++++ RECORDS PROVIDED ++++
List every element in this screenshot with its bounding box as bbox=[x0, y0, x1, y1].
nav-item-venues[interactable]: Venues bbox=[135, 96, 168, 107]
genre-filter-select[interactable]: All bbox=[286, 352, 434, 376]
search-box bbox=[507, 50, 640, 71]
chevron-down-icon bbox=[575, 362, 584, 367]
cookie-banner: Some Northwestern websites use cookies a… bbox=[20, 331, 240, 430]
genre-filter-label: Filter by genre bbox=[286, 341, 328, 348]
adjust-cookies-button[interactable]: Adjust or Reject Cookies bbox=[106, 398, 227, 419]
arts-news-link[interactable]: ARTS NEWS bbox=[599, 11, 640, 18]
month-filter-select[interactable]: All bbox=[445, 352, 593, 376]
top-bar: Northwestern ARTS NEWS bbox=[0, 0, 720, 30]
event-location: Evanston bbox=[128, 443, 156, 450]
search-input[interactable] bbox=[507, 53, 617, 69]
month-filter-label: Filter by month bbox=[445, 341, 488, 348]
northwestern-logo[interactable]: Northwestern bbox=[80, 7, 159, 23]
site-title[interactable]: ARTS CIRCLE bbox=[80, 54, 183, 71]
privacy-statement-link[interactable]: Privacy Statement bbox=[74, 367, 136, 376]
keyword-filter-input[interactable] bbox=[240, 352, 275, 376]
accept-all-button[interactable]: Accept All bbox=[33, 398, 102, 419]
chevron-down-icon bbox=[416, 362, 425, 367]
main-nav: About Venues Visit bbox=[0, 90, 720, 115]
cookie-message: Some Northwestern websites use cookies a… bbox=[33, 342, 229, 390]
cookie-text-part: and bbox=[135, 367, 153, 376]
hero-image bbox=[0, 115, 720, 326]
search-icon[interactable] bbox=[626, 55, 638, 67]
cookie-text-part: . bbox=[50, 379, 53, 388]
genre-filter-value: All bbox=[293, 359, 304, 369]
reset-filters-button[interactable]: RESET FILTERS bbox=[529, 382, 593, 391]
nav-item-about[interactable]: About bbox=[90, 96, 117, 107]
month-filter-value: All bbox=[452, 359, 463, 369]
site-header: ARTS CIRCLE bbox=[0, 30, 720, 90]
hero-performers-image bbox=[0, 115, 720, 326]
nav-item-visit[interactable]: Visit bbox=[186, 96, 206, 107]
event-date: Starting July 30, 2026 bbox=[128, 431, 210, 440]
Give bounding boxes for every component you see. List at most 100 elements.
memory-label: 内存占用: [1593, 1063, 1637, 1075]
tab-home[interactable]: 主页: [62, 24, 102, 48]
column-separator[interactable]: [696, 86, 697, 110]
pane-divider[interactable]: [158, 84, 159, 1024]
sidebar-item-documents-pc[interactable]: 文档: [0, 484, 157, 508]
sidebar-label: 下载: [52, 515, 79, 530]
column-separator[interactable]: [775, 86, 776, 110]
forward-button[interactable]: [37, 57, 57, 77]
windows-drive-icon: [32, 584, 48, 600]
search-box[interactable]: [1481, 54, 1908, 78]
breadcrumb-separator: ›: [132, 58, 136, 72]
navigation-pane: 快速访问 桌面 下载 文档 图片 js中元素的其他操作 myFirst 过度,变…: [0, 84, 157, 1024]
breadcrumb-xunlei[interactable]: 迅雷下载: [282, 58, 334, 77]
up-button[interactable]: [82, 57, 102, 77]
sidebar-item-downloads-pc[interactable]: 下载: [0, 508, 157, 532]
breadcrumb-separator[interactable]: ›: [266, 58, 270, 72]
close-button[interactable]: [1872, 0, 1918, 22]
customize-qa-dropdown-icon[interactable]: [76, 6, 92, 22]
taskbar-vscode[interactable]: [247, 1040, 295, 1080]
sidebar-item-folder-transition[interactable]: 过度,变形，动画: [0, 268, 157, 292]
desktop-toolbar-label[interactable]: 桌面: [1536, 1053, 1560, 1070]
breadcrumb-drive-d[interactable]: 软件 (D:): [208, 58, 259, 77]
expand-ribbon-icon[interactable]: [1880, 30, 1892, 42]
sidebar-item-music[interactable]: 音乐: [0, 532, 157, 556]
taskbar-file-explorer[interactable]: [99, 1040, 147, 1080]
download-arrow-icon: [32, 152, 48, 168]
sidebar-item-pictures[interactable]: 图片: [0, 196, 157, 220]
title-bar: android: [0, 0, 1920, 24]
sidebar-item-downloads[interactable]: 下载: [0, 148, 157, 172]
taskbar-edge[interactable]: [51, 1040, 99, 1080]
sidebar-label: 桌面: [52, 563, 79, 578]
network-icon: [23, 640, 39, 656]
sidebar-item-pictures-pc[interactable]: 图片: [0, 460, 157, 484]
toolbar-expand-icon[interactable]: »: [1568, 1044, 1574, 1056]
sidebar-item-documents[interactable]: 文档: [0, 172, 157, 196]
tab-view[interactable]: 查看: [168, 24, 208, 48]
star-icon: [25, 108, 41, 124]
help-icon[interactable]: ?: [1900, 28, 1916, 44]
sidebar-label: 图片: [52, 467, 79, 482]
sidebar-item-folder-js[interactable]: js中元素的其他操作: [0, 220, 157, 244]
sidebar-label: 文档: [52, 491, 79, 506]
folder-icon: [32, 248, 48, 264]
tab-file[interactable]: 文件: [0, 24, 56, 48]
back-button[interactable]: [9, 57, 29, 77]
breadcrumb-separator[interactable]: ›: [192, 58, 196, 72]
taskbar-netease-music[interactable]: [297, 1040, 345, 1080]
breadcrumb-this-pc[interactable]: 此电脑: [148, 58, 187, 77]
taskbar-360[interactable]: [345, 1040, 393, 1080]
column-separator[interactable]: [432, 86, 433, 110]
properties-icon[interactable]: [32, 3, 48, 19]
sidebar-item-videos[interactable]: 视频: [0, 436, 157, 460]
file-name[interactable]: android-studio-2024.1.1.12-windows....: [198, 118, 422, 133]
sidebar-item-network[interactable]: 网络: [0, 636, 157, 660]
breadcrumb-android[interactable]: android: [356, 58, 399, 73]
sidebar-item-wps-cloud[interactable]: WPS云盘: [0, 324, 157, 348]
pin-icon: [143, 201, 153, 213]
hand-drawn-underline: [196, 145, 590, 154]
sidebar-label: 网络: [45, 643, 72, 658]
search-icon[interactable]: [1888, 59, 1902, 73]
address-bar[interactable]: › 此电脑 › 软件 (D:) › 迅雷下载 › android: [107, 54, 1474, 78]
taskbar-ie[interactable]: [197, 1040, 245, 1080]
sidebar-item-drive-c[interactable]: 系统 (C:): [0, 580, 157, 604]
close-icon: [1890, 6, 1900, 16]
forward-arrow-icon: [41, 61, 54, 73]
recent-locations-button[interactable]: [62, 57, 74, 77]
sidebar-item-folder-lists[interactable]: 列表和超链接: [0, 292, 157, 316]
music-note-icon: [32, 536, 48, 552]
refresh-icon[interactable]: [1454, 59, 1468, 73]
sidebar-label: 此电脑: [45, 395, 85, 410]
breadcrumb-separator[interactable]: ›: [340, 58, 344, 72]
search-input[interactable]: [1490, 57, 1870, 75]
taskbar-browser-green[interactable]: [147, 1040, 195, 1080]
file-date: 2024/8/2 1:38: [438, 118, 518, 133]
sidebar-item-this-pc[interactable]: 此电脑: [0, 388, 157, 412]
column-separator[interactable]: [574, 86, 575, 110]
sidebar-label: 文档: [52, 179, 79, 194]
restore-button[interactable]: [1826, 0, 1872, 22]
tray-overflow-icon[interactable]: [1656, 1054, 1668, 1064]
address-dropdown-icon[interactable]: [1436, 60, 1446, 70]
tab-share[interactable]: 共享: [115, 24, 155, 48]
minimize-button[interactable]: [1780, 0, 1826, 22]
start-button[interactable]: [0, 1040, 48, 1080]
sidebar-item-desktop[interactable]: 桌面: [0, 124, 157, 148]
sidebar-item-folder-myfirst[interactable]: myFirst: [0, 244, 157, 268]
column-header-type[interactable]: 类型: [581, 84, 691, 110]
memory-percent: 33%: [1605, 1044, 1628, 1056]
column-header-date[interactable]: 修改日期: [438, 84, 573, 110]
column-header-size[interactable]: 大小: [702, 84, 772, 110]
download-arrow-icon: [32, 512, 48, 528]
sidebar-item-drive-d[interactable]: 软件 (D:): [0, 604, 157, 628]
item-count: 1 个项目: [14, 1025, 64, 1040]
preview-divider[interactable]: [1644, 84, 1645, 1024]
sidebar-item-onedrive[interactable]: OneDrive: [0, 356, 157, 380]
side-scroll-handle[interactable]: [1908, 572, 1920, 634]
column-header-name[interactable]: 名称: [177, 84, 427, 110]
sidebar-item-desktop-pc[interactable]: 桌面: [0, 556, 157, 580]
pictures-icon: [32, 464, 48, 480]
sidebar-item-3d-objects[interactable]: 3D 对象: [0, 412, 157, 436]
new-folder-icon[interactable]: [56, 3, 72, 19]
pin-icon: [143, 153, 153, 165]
++++
EXERCISE: Echo the records from their first line through the line containing "site-title[interactable]: ARTS CIRCLE", inclusive, reproducing each line precisely.

SOLVED PROBLEM:
List every element in this screenshot with its bounding box as bbox=[x0, y0, x1, y1].
nav-item-venues[interactable]: Venues bbox=[135, 96, 168, 107]
genre-filter-select[interactable]: All bbox=[286, 352, 434, 376]
search-box bbox=[507, 50, 640, 71]
chevron-down-icon bbox=[575, 362, 584, 367]
cookie-banner: Some Northwestern websites use cookies a… bbox=[20, 331, 240, 430]
genre-filter-label: Filter by genre bbox=[286, 341, 328, 348]
adjust-cookies-button[interactable]: Adjust or Reject Cookies bbox=[106, 398, 227, 419]
arts-news-link[interactable]: ARTS NEWS bbox=[599, 11, 640, 18]
month-filter-select[interactable]: All bbox=[445, 352, 593, 376]
top-bar: Northwestern ARTS NEWS bbox=[0, 0, 720, 30]
event-location: Evanston bbox=[128, 443, 156, 450]
search-input[interactable] bbox=[507, 53, 617, 69]
month-filter-label: Filter by month bbox=[445, 341, 488, 348]
northwestern-logo[interactable]: Northwestern bbox=[80, 7, 159, 23]
site-title[interactable]: ARTS CIRCLE bbox=[80, 54, 183, 71]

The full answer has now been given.